:: What to produce ::
Set down each line of the material that follows, exactly, with no pictures.

++++

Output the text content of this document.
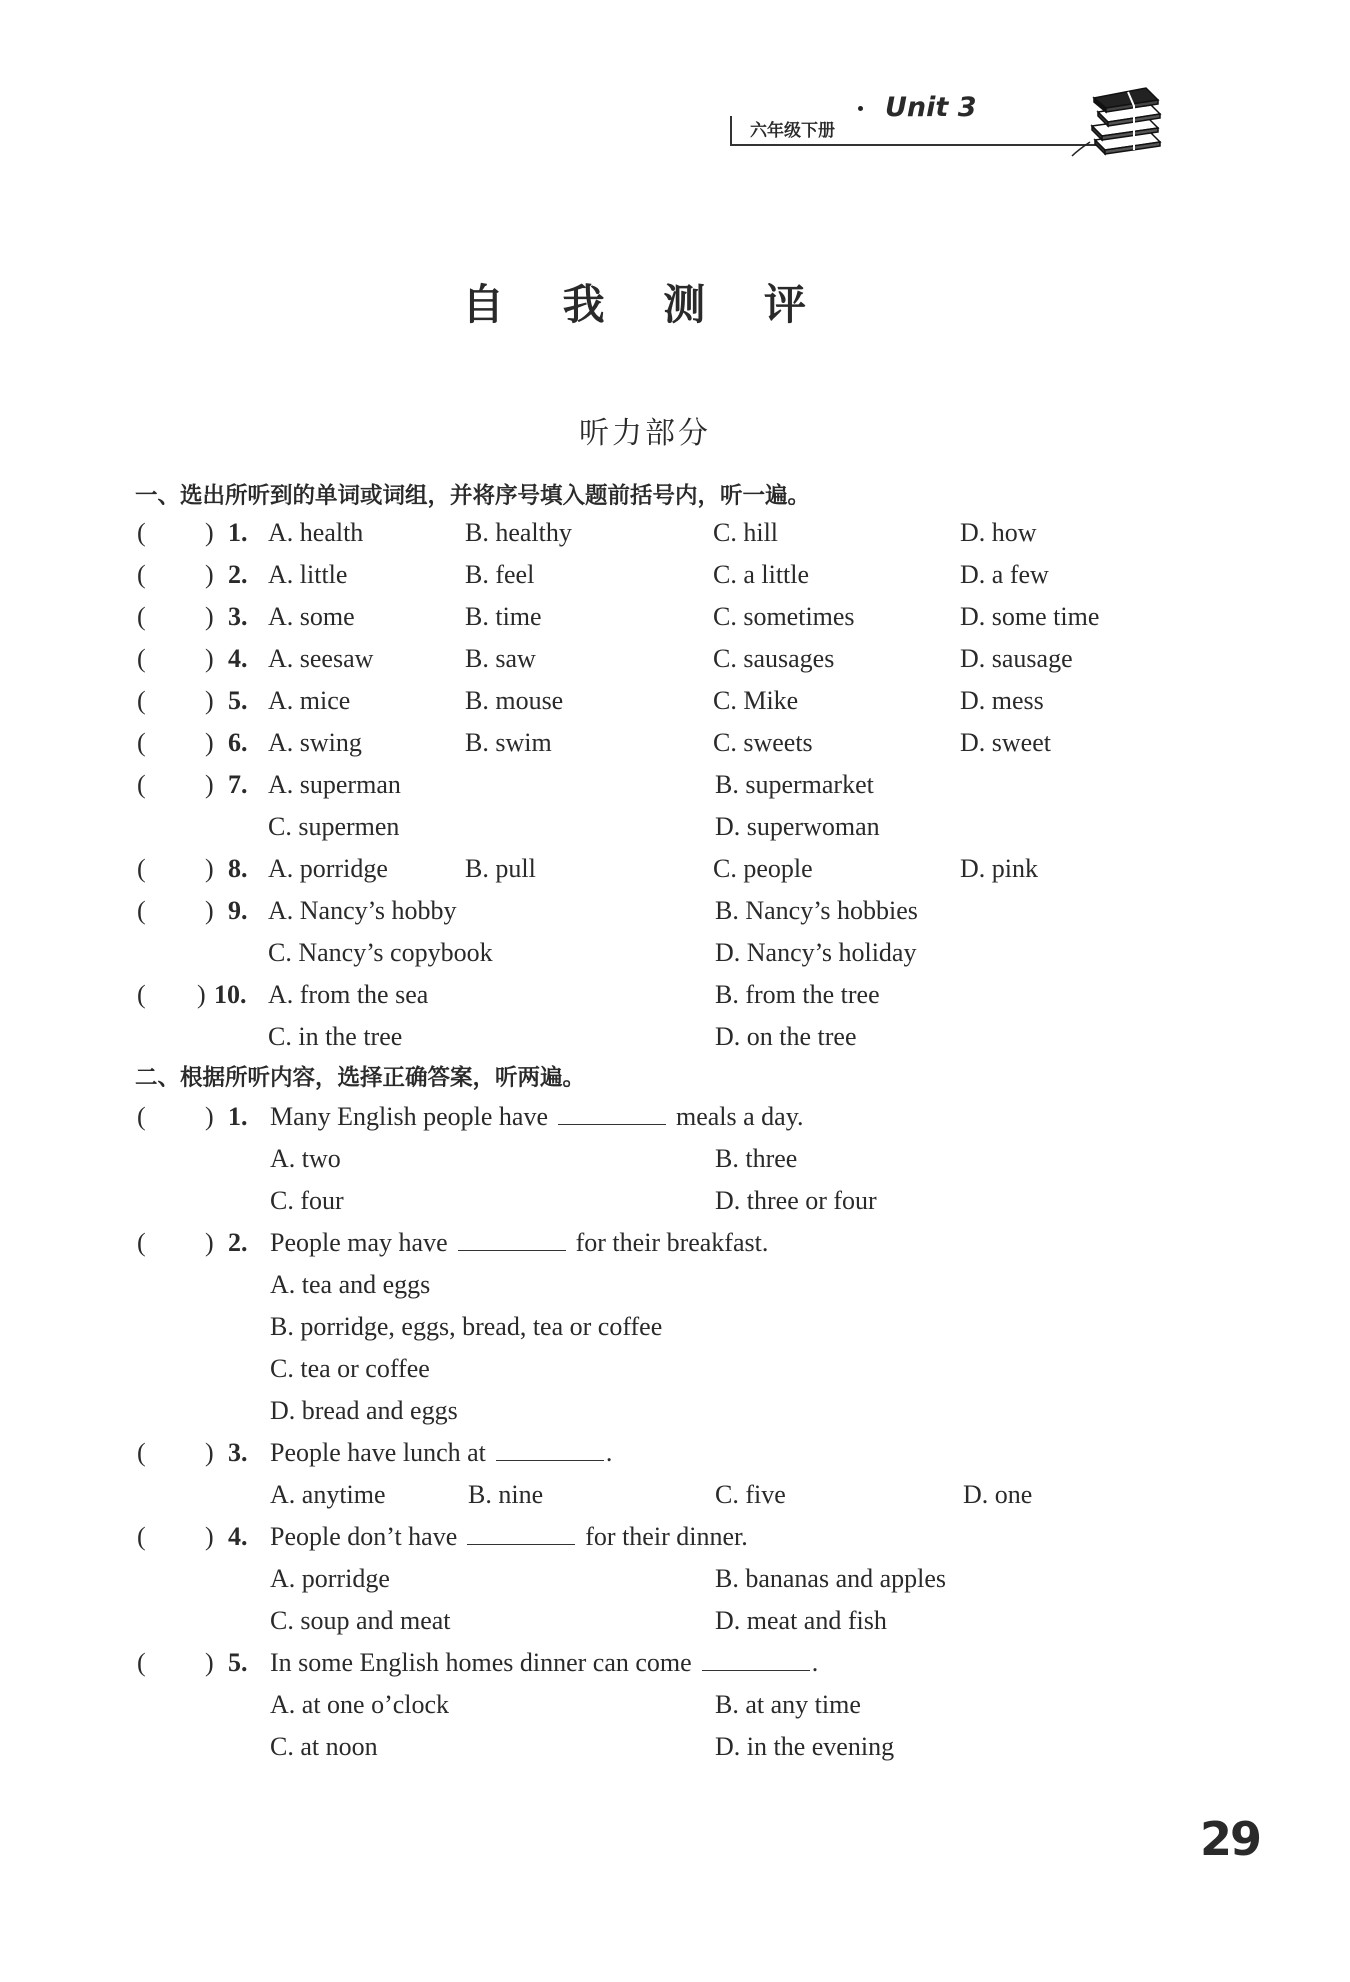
六年级下册
Unit 3
自 我 测 评
听力部分
一、选出所听到的单词或词组，并将序号填入题前括号内，听一遍。
( ) 1. A. health	B. healthy	C. hill	D. how
( ) 2. A. little	B. feel	C. a little	D. a few
( ) 3. A. some	B. time	C. sometimes	D. some time
( ) 4. A. seesaw	B. saw	C. sausages	D. sausage
( ) 5. A. mice	B. mouse	C. Mike	D. mess
( ) 6. A. swing	B. swim	C. sweets	D. sweet
( ) 7. A. superman	B. supermarket
C. supermen	D. superwoman
( ) 8. A. porridge	B. pull	C. people	D. pink
( ) 9. A. Nancy’s hobby	B. Nancy’s hobbies
C. Nancy’s copybook	D. Nancy’s holiday
( ) 10. A. from the sea	B. from the tree
C. in the tree	D. on the tree
二、根据所听内容，选择正确答案，听两遍。
( ) 1. Many English people have	meals a day.
A. two	B. three
C. four	D. three or four
( ) 2. People may have	for their breakfast.
A. tea and eggs
B. porridge, eggs, bread, tea or coffee
C. tea or coffee
D. bread and eggs
( ) 3. People have lunch at	.
A. anytime	B. nine	C. five	D. one
( ) 4. People don’t have	for their dinner.
A. porridge	B. bananas and apples
C. soup and meat	D. meat and fish
( ) 5. In some English homes dinner can come	.
A. at one o’clock	B. at any time
C. at noon	D. in the evening
29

++++

:: Correct output ::
Output the text content of this document.
六年级下册
Unit 3
自 我 测 评
听力部分
一、选出所听到的单词或词组，并将序号填入题前括号内，听一遍。
( ) 1. A. health	B. healthy	C. hill	D. how
( ) 2. A. little	B. feel	C. a little	D. a few
( ) 3. A. some	B. time	C. sometimes	D. some time
( ) 4. A. seesaw	B. saw	C. sausages	D. sausage
( ) 5. A. mice	B. mouse	C. Mike	D. mess
( ) 6. A. swing	B. swim	C. sweets	D. sweet
( ) 7. A. superman	B. supermarket
C. supermen	D. superwoman
( ) 8. A. porridge	B. pull	C. people	D. pink
( ) 9. A. Nancy’s hobby	B. Nancy’s hobbies
C. Nancy’s copybook	D. Nancy’s holiday
( ) 10. A. from the sea	B. from the tree
C. in the tree	D. on the tree
二、根据所听内容，选择正确答案，听两遍。
( ) 1. Many English people have	meals a day.
A. two	B. three
C. four	D. three or four
( ) 2. People may have	for their breakfast.
A. tea and eggs
B. porridge, eggs, bread, tea or coffee
C. tea or coffee
D. bread and eggs
( ) 3. People have lunch at	.
A. anytime	B. nine	C. five	D. one
( ) 4. People don’t have	for their dinner.
A. porridge	B. bananas and apples
C. soup and meat	D. meat and fish
( ) 5. In some English homes dinner can come	.
A. at one o’clock	B. at any time
C. at noon	D. in the evening
29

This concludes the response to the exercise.